Stored records:

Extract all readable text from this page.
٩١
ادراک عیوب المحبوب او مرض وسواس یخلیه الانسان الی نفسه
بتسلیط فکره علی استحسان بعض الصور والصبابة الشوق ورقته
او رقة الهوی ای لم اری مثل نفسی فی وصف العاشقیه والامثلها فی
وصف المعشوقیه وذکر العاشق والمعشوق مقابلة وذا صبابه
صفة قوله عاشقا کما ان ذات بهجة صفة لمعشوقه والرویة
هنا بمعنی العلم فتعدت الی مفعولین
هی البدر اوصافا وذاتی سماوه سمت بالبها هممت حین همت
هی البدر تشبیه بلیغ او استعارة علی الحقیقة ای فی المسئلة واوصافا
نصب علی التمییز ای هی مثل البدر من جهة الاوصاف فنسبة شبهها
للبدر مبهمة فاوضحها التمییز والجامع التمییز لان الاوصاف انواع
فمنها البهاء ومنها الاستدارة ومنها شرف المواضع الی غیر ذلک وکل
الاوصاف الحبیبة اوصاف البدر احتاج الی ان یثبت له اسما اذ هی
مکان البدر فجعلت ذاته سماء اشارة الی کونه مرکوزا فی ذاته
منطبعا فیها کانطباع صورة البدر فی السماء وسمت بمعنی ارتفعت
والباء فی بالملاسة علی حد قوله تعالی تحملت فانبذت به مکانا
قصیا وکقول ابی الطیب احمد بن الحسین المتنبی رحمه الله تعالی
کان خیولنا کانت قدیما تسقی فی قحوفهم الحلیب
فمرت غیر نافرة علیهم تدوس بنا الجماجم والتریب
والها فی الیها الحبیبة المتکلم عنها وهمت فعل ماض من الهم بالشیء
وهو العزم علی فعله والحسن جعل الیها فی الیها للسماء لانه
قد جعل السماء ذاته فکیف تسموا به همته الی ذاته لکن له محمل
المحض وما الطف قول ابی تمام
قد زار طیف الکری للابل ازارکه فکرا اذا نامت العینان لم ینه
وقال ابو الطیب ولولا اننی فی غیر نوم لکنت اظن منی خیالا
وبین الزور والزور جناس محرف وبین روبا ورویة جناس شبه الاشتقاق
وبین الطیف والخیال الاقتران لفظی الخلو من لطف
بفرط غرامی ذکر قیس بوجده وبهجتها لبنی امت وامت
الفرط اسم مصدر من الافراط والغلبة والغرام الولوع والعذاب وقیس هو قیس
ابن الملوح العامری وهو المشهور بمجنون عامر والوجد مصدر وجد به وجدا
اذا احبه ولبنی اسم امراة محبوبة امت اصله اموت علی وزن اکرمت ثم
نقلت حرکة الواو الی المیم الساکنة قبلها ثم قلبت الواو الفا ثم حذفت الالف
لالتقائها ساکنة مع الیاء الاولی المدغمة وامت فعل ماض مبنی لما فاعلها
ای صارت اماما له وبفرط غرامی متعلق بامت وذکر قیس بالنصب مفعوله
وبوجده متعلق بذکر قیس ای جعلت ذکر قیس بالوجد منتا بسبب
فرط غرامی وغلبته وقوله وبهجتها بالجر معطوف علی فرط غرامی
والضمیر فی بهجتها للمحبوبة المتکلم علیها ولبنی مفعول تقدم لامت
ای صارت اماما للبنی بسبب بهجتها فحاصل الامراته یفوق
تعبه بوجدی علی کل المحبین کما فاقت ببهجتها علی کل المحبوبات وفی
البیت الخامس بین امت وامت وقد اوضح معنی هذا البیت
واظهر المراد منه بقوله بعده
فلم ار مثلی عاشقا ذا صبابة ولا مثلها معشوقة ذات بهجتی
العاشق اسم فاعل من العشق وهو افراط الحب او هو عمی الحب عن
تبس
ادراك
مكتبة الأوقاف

WORK REQUIRED -
Each line above must be printed exactly as it appears.

OUTPUT FOR THIS TASK -
Extract all readable text from this page.
٩١
ادراک عیوب المحبوب او مرض وسواس یخلیه الانسان الی نفسه
بتسلیط فکره علی استحسان بعض الصور والصبابة الشوق ورقته
او رقة الهوی ای لم اری مثل نفسی فی وصف العاشقیه والامثلها فی
وصف المعشوقیه وذکر العاشق والمعشوق مقابلة وذا صبابه
صفة قوله عاشقا کما ان ذات بهجة صفة لمعشوقه والرویة
هنا بمعنی العلم فتعدت الی مفعولین
هی البدر اوصافا وذاتی سماوه سمت بالبها هممت حین همت
هی البدر تشبیه بلیغ او استعارة علی الحقیقة ای فی المسئلة واوصافا
نصب علی التمییز ای هی مثل البدر من جهة الاوصاف فنسبة شبهها
للبدر مبهمة فاوضحها التمییز والجامع التمییز لان الاوصاف انواع
فمنها البهاء ومنها الاستدارة ومنها شرف المواضع الی غیر ذلک وکل
الاوصاف الحبیبة اوصاف البدر احتاج الی ان یثبت له اسما اذ هی
مکان البدر فجعلت ذاته سماء اشارة الی کونه مرکوزا فی ذاته
منطبعا فیها کانطباع صورة البدر فی السماء وسمت بمعنی ارتفعت
والباء فی بالملاسة علی حد قوله تعالی تحملت فانبذت به مکانا
قصیا وکقول ابی الطیب احمد بن الحسین المتنبی رحمه الله تعالی
کان خیولنا کانت قدیما تسقی فی قحوفهم الحلیب
فمرت غیر نافرة علیهم تدوس بنا الجماجم والتریب
والها فی الیها الحبیبة المتکلم عنها وهمت فعل ماض من الهم بالشیء
وهو العزم علی فعله والحسن جعل الیها فی الیها للسماء لانه
قد جعل السماء ذاته فکیف تسموا به همته الی ذاته لکن له محمل
المحض وما الطف قول ابی تمام
قد زار طیف الکری للابل ازارکه فکرا اذا نامت العینان لم ینه
وقال ابو الطیب ولولا اننی فی غیر نوم لکنت اظن منی خیالا
وبین الزور والزور جناس محرف وبین روبا ورویة جناس شبه الاشتقاق
وبین الطیف والخیال الاقتران لفظی الخلو من لطف
بفرط غرامی ذکر قیس بوجده وبهجتها لبنی امت وامت
الفرط اسم مصدر من الافراط والغلبة والغرام الولوع والعذاب وقیس هو قیس
ابن الملوح العامری وهو المشهور بمجنون عامر والوجد مصدر وجد به وجدا
اذا احبه ولبنی اسم امراة محبوبة امت اصله اموت علی وزن اکرمت ثم
نقلت حرکة الواو الی المیم الساکنة قبلها ثم قلبت الواو الفا ثم حذفت الالف
لالتقائها ساکنة مع الیاء الاولی المدغمة وامت فعل ماض مبنی لما فاعلها
ای صارت اماما له وبفرط غرامی متعلق بامت وذکر قیس بالنصب مفعوله
وبوجده متعلق بذکر قیس ای جعلت ذکر قیس بالوجد منتا بسبب
فرط غرامی وغلبته وقوله وبهجتها بالجر معطوف علی فرط غرامی
والضمیر فی بهجتها للمحبوبة المتکلم علیها ولبنی مفعول تقدم لامت
ای صارت اماما للبنی بسبب بهجتها فحاصل الامراته یفوق
تعبه بوجدی علی کل المحبین کما فاقت ببهجتها علی کل المحبوبات وفی
البیت الخامس بین امت وامت وقد اوضح معنی هذا البیت
واظهر المراد منه بقوله بعده
فلم ار مثلی عاشقا ذا صبابة ولا مثلها معشوقة ذات بهجتی
العاشق اسم فاعل من العشق وهو افراط الحب او هو عمی الحب عن
تبس
ادراك
مكتبة الأوقاف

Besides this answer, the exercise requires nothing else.